Write the material out again exactly.

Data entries
[START]

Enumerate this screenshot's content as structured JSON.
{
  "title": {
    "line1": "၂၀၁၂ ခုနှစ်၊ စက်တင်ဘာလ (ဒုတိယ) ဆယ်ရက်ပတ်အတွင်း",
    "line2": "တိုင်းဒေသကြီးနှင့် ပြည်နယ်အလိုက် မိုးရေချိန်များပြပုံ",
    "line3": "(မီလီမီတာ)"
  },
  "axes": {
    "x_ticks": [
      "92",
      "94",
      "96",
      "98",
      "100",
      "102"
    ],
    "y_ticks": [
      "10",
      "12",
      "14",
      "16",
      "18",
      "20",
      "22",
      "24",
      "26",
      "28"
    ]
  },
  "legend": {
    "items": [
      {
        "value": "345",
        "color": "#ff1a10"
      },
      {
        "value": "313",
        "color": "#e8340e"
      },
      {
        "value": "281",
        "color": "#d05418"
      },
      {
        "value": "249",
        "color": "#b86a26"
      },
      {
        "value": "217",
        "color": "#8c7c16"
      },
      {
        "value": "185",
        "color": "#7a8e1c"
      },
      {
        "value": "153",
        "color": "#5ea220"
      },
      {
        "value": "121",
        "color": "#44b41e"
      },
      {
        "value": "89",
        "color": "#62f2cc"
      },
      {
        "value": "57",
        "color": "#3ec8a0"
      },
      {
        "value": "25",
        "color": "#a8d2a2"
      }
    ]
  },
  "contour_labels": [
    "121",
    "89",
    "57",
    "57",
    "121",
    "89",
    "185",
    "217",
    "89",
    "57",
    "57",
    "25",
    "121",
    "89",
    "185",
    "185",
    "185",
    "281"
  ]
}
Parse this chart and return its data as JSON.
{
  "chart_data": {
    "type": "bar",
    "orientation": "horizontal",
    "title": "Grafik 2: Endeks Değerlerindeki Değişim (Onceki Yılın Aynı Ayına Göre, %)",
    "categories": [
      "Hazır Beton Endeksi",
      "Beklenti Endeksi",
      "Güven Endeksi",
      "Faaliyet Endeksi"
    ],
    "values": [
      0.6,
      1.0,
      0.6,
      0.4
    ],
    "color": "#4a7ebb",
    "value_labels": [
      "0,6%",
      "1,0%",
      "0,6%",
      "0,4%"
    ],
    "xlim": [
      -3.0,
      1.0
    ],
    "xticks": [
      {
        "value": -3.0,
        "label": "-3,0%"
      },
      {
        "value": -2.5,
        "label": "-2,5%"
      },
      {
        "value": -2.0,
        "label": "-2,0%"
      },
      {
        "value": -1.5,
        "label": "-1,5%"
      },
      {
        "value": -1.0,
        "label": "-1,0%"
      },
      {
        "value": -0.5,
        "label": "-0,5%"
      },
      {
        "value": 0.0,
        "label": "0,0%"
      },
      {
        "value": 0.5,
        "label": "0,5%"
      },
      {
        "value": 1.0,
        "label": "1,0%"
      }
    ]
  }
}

[END]

Answer to this exercise
Enumerate this screenshot's content as structured JSON.
{
  "title": {
    "line1": "၂၀၁၂ ခုနှစ်၊ စက်တင်ဘာလ (ဒုတိယ) ဆယ်ရက်ပတ်အတွင်း",
    "line2": "တိုင်းဒေသကြီးနှင့် ပြည်နယ်အလိုက် မိုးရေချိန်များပြပုံ",
    "line3": "(မီလီမီတာ)"
  },
  "axes": {
    "x_ticks": [
      "92",
      "94",
      "96",
      "98",
      "100",
      "102"
    ],
    "y_ticks": [
      "10",
      "12",
      "14",
      "16",
      "18",
      "20",
      "22",
      "24",
      "26",
      "28"
    ]
  },
  "legend": {
    "items": [
      {
        "value": "345",
        "color": "#ff1a10"
      },
      {
        "value": "313",
        "color": "#e8340e"
      },
      {
        "value": "281",
        "color": "#d05418"
      },
      {
        "value": "249",
        "color": "#b86a26"
      },
      {
        "value": "217",
        "color": "#8c7c16"
      },
      {
        "value": "185",
        "color": "#7a8e1c"
      },
      {
        "value": "153",
        "color": "#5ea220"
      },
      {
        "value": "121",
        "color": "#44b41e"
      },
      {
        "value": "89",
        "color": "#62f2cc"
      },
      {
        "value": "57",
        "color": "#3ec8a0"
      },
      {
        "value": "25",
        "color": "#a8d2a2"
      }
    ]
  },
  "contour_labels": [
    "121",
    "89",
    "57",
    "57",
    "121",
    "89",
    "185",
    "217",
    "89",
    "57",
    "57",
    "25",
    "121",
    "89",
    "185",
    "185",
    "185",
    "281"
  ]
}
Parse this chart and return its data as JSON.
{
  "chart_data": {
    "type": "bar",
    "orientation": "horizontal",
    "title": "Grafik 2: Endeks Değerlerindeki Değişim (Onceki Yılın Aynı Ayına Göre, %)",
    "categories": [
      "Hazır Beton Endeksi",
      "Beklenti Endeksi",
      "Güven Endeksi",
      "Faaliyet Endeksi"
    ],
    "values": [
      0.6,
      1.0,
      0.6,
      0.4
    ],
    "color": "#4a7ebb",
    "value_labels": [
      "0,6%",
      "1,0%",
      "0,6%",
      "0,4%"
    ],
    "xlim": [
      -3.0,
      1.0
    ],
    "xticks": [
      {
        "value": -3.0,
        "label": "-3,0%"
      },
      {
        "value": -2.5,
        "label": "-2,5%"
      },
      {
        "value": -2.0,
        "label": "-2,0%"
      },
      {
        "value": -1.5,
        "label": "-1,5%"
      },
      {
        "value": -1.0,
        "label": "-1,0%"
      },
      {
        "value": -0.5,
        "label": "-0,5%"
      },
      {
        "value": 0.0,
        "label": "0,0%"
      },
      {
        "value": 0.5,
        "label": "0,5%"
      },
      {
        "value": 1.0,
        "label": "1,0%"
      }
    ]
  }
}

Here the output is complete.